▸ **TEXT SECTION**

# Corporate Portraits



## cgipson1 (Dec 18, 2012)

Now most people know I don't shoot people often (hardly ever!).... and I don't really do paid work either. In this instance, I was asked to do some corporate shots for a website. I am hesitant to put them up here, since I have not done shots like these in well over twenty years... but I figured I would give ya'll the chance to rag on me if you want to. Comments Welcome!  (oh.. and that slightly darker spot... was on the wall! Not on my lens! I did clone it out on the ones I delivered! lol!)




Corporate Portrait 1 by CGipson Photography, on Flickr




Corporate Portrait 4 by CGipson Photography, on Flickr




Corporate Portrait 3 by CGipson Photography, on Flickr


----------



## Mully (Dec 18, 2012)

A little too much chest.... Tighten them up and pull some of the red out.


----------



## MK3Brent (Dec 18, 2012)

Consistent photos, good job Chuck. 

The way I see it... sometimes we have to post up stuff to pay our dues, even if we ourselves don't like them.


----------



## cgipson1 (Dec 18, 2012)

Mully said:


> A little too much chest.... Tighten them up and pull some of the red out.



I agree they are a little too loose for the classic portrait, but I shot a little wide, as the website designer's request... they are doing some cropping of their own, and doing a B&W to Color Mouse-Over on them. Not sure about the red... I will check the channels and see ( I do like things warm). Appreciate the feedback, as it has been a long time since I have shot anything like this (Late 80's).


----------



## cgipson1 (Dec 18, 2012)

MK3Brent said:


> Consistent photos, good job Chuck.
> 
> The way I see it... sometimes we have to post up stuff to pay our dues, even if we ourselves don't like them.



Thanks... I appreciate it! Yea.. I don't mind good C&C once in a while! lol!


----------



## Robin_Usagani (Dec 18, 2012)

Make them stand in angle more.  Also I think the lighting is too even from both sides and I am not a fan of 2 catchlights apart like that. Make it a little more dramatic.


----------



## frommrstomommy (Dec 18, 2012)

After someone sharing that Peter Hurley video I keep looking at jaw lines now.. lol


----------



## Pallycow (Dec 18, 2012)

They might have wanted them squared vs. at an angle.  I do agree about the double catch light though, I'd probly clone one out.


----------



## cgipson1 (Dec 18, 2012)

Robin_Usagani said:


> Make them stand in angle more.  Also I think the lighting is too even from both sides and I am not a fan of 2 catchlights apart like that. Make it a little more dramatic.



Again.. I agree... and I did get some angle shots. But the Website Designer asked for straight frontals.. as they are doing this for a web based corporate directory. I didn't want to get the lighting to dramatic for the same reason! Thanks for the advice though...


----------



## cgipson1 (Dec 18, 2012)

Pallycow said:


> They might have wanted them squared vs. at an angle.  I do agree about the double catch light though, I'd probly clone one out.

Records contained in a dataset
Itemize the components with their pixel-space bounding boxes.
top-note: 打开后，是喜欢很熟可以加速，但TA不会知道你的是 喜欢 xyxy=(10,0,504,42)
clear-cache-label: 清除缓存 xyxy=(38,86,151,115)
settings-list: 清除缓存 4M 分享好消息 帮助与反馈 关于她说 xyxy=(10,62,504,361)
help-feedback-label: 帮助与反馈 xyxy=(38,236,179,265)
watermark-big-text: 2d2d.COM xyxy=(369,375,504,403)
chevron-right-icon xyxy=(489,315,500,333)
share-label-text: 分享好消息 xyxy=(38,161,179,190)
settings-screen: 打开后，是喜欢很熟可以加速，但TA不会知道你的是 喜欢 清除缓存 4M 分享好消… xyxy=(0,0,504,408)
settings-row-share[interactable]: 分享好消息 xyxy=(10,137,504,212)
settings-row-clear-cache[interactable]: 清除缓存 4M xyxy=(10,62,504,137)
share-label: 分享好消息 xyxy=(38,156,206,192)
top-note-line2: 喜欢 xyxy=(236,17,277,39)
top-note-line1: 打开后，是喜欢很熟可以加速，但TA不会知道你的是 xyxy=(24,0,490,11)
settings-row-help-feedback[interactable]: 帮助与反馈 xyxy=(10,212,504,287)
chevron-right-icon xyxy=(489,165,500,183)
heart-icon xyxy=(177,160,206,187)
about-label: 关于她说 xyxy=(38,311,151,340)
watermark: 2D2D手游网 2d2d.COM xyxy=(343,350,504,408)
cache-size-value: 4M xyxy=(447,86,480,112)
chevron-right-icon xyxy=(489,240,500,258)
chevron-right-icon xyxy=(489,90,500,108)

▸ **SHORT TASK 1**
Write out the passage of the portrait thread from "## Robin_Usagani (Dec" to "frommrstomommy (Dec 18, 2012)", replacing "catchlights" with "highlights".
▸ **SHORT TASK 2**
Report each row that contains the string "清除缓存", treating case as significant.

▸ **CORRECT OUTPUT 1**
## Robin_Usagani (Dec 18, 2012)

Make them stand in angle more.  Also I think the lighting is too even from both sides and I am not a fan of 2 highlights apart like that. Make it a little more dramatic.


----------



## frommrstomommy (Dec 18, 2012)

▸ **CORRECT OUTPUT 2**
clear-cache-label: 清除缓存 xyxy=(38,86,151,115)
settings-list: 清除缓存 4M 分享好消息 帮助与反馈 关于她说 xyxy=(10,62,504,361)
settings-screen: 打开后，是喜欢很熟可以加速，但TA不会知道你的是 喜欢 清除缓存 4M 分享好消… xyxy=(0,0,504,408)
settings-row-clear-cache[interactable]: 清除缓存 4M xyxy=(10,62,504,137)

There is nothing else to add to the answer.